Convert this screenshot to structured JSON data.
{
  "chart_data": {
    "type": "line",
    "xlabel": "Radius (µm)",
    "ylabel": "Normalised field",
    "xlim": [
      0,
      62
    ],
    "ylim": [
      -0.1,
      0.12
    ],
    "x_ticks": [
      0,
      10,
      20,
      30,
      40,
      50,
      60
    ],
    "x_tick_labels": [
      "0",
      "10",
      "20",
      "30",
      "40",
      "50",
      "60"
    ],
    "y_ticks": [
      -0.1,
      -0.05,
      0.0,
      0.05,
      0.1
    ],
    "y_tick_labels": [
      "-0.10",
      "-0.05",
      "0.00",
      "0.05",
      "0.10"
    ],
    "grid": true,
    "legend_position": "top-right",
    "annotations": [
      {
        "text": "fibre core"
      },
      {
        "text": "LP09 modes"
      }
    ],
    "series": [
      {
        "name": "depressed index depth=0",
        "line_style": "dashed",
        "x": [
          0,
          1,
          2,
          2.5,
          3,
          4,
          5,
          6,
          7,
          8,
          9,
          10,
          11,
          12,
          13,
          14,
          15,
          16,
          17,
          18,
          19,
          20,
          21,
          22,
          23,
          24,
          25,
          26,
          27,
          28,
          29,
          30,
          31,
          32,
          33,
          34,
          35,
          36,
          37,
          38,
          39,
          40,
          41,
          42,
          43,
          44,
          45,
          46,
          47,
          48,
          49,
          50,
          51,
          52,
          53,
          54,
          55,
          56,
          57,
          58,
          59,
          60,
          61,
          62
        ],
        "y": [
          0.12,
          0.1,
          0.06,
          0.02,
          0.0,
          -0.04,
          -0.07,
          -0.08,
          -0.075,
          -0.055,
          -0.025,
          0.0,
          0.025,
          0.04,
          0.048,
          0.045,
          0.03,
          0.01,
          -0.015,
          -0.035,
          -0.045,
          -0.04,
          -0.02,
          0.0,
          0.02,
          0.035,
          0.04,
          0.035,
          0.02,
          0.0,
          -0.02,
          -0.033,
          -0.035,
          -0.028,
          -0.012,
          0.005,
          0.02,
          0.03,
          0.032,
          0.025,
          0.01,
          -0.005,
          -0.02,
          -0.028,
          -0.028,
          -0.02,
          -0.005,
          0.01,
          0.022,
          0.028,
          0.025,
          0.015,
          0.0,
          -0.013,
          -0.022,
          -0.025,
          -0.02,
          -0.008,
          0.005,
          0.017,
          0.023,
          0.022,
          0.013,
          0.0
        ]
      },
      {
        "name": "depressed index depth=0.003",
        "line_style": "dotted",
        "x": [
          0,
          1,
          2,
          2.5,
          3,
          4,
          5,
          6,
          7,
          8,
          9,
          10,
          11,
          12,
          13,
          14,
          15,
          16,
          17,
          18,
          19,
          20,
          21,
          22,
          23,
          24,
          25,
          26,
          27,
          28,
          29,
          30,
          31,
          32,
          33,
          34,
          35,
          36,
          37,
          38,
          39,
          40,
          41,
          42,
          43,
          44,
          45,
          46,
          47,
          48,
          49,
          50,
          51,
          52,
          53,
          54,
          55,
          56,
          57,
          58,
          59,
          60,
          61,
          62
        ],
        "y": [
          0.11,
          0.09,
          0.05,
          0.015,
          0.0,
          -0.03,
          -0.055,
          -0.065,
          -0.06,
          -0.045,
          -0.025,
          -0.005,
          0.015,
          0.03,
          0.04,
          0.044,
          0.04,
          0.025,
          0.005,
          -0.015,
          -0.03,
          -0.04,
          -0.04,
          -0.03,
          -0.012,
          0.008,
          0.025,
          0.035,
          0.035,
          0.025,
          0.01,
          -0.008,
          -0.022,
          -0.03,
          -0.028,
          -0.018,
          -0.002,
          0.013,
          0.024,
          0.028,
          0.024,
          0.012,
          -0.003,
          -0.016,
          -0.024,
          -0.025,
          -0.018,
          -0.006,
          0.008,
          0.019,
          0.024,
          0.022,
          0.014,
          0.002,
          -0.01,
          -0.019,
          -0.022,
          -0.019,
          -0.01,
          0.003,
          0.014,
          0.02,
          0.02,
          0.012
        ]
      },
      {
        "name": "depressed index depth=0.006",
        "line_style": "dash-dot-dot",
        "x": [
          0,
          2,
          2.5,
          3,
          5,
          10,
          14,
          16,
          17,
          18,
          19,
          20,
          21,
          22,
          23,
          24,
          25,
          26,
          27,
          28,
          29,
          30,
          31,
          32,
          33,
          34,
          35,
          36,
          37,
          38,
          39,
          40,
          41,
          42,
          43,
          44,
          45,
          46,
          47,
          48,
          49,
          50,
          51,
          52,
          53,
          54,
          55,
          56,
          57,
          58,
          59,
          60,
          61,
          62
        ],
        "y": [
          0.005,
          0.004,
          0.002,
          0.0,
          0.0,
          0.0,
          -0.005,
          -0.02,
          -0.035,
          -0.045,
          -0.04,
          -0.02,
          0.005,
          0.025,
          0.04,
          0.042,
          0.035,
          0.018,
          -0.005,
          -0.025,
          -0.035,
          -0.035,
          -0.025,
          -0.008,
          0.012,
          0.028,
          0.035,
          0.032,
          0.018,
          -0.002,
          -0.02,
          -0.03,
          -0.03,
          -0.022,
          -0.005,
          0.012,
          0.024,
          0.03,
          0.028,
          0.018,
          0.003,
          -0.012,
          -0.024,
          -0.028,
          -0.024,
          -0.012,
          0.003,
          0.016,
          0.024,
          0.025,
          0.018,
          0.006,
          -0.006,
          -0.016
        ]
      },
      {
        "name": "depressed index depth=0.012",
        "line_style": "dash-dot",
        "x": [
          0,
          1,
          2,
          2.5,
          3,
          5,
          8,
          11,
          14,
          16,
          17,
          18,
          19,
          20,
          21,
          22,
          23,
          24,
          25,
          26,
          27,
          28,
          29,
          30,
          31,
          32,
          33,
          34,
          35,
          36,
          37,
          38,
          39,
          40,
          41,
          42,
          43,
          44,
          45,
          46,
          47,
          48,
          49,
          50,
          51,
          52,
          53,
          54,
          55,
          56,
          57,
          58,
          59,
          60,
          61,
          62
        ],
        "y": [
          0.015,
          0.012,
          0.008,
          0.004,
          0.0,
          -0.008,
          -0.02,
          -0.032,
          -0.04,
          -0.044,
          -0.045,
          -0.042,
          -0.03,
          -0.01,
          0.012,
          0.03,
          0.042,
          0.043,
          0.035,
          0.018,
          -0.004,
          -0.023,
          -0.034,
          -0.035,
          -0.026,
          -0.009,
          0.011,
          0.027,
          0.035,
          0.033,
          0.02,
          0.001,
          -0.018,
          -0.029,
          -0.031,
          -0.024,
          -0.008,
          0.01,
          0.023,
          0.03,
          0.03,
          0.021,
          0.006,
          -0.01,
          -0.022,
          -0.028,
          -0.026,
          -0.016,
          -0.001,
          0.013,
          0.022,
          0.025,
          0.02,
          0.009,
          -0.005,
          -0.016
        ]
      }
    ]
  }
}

————

Give the listing above again, word for word.

Convert this screenshot to structured JSON data.
{
  "chart_data": {
    "type": "line",
    "xlabel": "Radius (µm)",
    "ylabel": "Normalised field",
    "xlim": [
      0,
      62
    ],
    "ylim": [
      -0.1,
      0.12
    ],
    "x_ticks": [
      0,
      10,
      20,
      30,
      40,
      50,
      60
    ],
    "x_tick_labels": [
      "0",
      "10",
      "20",
      "30",
      "40",
      "50",
      "60"
    ],
    "y_ticks": [
      -0.1,
      -0.05,
      0.0,
      0.05,
      0.1
    ],
    "y_tick_labels": [
      "-0.10",
      "-0.05",
      "0.00",
      "0.05",
      "0.10"
    ],
    "grid": true,
    "legend_position": "top-right",
    "annotations": [
      {
        "text": "fibre core"
      },
      {
        "text": "LP09 modes"
      }
    ],
    "series": [
      {
        "name": "depressed index depth=0",
        "line_style": "dashed",
        "x": [
          0,
          1,
          2,
          2.5,
          3,
          4,
          5,
          6,
          7,
          8,
          9,
          10,
          11,
          12,
          13,
          14,
          15,
          16,
          17,
          18,
          19,
          20,
          21,
          22,
          23,
          24,
          25,
          26,
          27,
          28,
          29,
          30,
          31,
          32,
          33,
          34,
          35,
          36,
          37,
          38,
          39,
          40,
          41,
          42,
          43,
          44,
          45,
          46,
          47,
          48,
          49,
          50,
          51,
          52,
          53,
          54,
          55,
          56,
          57,
          58,
          59,
          60,
          61,
          62
        ],
        "y": [
          0.12,
          0.1,
          0.06,
          0.02,
          0.0,
          -0.04,
          -0.07,
          -0.08,
          -0.075,
          -0.055,
          -0.025,
          0.0,
          0.025,
          0.04,
          0.048,
          0.045,
          0.03,
          0.01,
          -0.015,
          -0.035,
          -0.045,
          -0.04,
          -0.02,
          0.0,
          0.02,
          0.035,
          0.04,
          0.035,
          0.02,
          0.0,
          -0.02,
          -0.033,
          -0.035,
          -0.028,
          -0.012,
          0.005,
          0.02,
          0.03,
          0.032,
          0.025,
          0.01,
          -0.005,
          -0.02,
          -0.028,
          -0.028,
          -0.02,
          -0.005,
          0.01,
          0.022,
          0.028,
          0.025,
          0.015,
          0.0,
          -0.013,
          -0.022,
          -0.025,
          -0.02,
          -0.008,
          0.005,
          0.017,
          0.023,
          0.022,
          0.013,
          0.0
        ]
      },
      {
        "name": "depressed index depth=0.003",
        "line_style": "dotted",
        "x": [
          0,
          1,
          2,
          2.5,
          3,
          4,
          5,
          6,
          7,
          8,
          9,
          10,
          11,
          12,
          13,
          14,
          15,
          16,
          17,
          18,
          19,
          20,
          21,
          22,
          23,
          24,
          25,
          26,
          27,
          28,
          29,
          30,
          31,
          32,
          33,
          34,
          35,
          36,
          37,
          38,
          39,
          40,
          41,
          42,
          43,
          44,
          45,
          46,
          47,
          48,
          49,
          50,
          51,
          52,
          53,
          54,
          55,
          56,
          57,
          58,
          59,
          60,
          61,
          62
        ],
        "y": [
          0.11,
          0.09,
          0.05,
          0.015,
          0.0,
          -0.03,
          -0.055,
          -0.065,
          -0.06,
          -0.045,
          -0.025,
          -0.005,
          0.015,
          0.03,
          0.04,
          0.044,
          0.04,
          0.025,
          0.005,
          -0.015,
          -0.03,
          -0.04,
          -0.04,
          -0.03,
          -0.012,
          0.008,
          0.025,
          0.035,
          0.035,
          0.025,
          0.01,
          -0.008,
          -0.022,
          -0.03,
          -0.028,
          -0.018,
          -0.002,
          0.013,
          0.024,
          0.028,
          0.024,
          0.012,
          -0.003,
          -0.016,
          -0.024,
          -0.025,
          -0.018,
          -0.006,
          0.008,
          0.019,
          0.024,
          0.022,
          0.014,
          0.002,
          -0.01,
          -0.019,
          -0.022,
          -0.019,
          -0.01,
          0.003,
          0.014,
          0.02,
          0.02,
          0.012
        ]
      },
      {
        "name": "depressed index depth=0.006",
        "line_style": "dash-dot-dot",
        "x": [
          0,
          2,
          2.5,
          3,
          5,
          10,
          14,
          16,
          17,
          18,
          19,
          20,
          21,
          22,
          23,
          24,
          25,
          26,
          27,
          28,
          29,
          30,
          31,
          32,
          33,
          34,
          35,
          36,
          37,
          38,
          39,
          40,
          41,
          42,
          43,
          44,
          45,
          46,
          47,
          48,
          49,
          50,
          51,
          52,
          53,
          54,
          55,
          56,
          57,
          58,
          59,
          60,
          61,
          62
        ],
        "y": [
          0.005,
          0.004,
          0.002,
          0.0,
          0.0,
          0.0,
          -0.005,
          -0.02,
          -0.035,
          -0.045,
          -0.04,
          -0.02,
          0.005,
          0.025,
          0.04,
          0.042,
          0.035,
          0.018,
          -0.005,
          -0.025,
          -0.035,
          -0.035,
          -0.025,
          -0.008,
          0.012,
          0.028,
          0.035,
          0.032,
          0.018,
          -0.002,
          -0.02,
          -0.03,
          -0.03,
          -0.022,
          -0.005,
          0.012,
          0.024,
          0.03,
          0.028,
          0.018,
          0.003,
          -0.012,
          -0.024,
          -0.028,
          -0.024,
          -0.012,
          0.003,
          0.016,
          0.024,
          0.025,
          0.018,
          0.006,
          -0.006,
          -0.016
        ]
      },
      {
        "name": "depressed index depth=0.012",
        "line_style": "dash-dot",
        "x": [
          0,
          1,
          2,
          2.5,
          3,
          5,
          8,
          11,
          14,
          16,
          17,
          18,
          19,
          20,
          21,
          22,
          23,
          24,
          25,
          26,
          27,
          28,
          29,
          30,
          31,
          32,
          33,
          34,
          35,
          36,
          37,
          38,
          39,
          40,
          41,
          42,
          43,
          44,
          45,
          46,
          47,
          48,
          49,
          50,
          51,
          52,
          53,
          54,
          55,
          56,
          57,
          58,
          59,
          60,
          61,
          62
        ],
        "y": [
          0.015,
          0.012,
          0.008,
          0.004,
          0.0,
          -0.008,
          -0.02,
          -0.032,
          -0.04,
          -0.044,
          -0.045,
          -0.042,
          -0.03,
          -0.01,
          0.012,
          0.03,
          0.042,
          0.043,
          0.035,
          0.018,
          -0.004,
          -0.023,
          -0.034,
          -0.035,
          -0.026,
          -0.009,
          0.011,
          0.027,
          0.035,
          0.033,
          0.02,
          0.001,
          -0.018,
          -0.029,
          -0.031,
          -0.024,
          -0.008,
          0.01,
          0.023,
          0.03,
          0.03,
          0.021,
          0.006,
          -0.01,
          -0.022,
          -0.028,
          -0.026,
          -0.016,
          -0.001,
          0.013,
          0.022,
          0.025,
          0.02,
          0.009,
          -0.005,
          -0.016
        ]
      }
    ]
  }
}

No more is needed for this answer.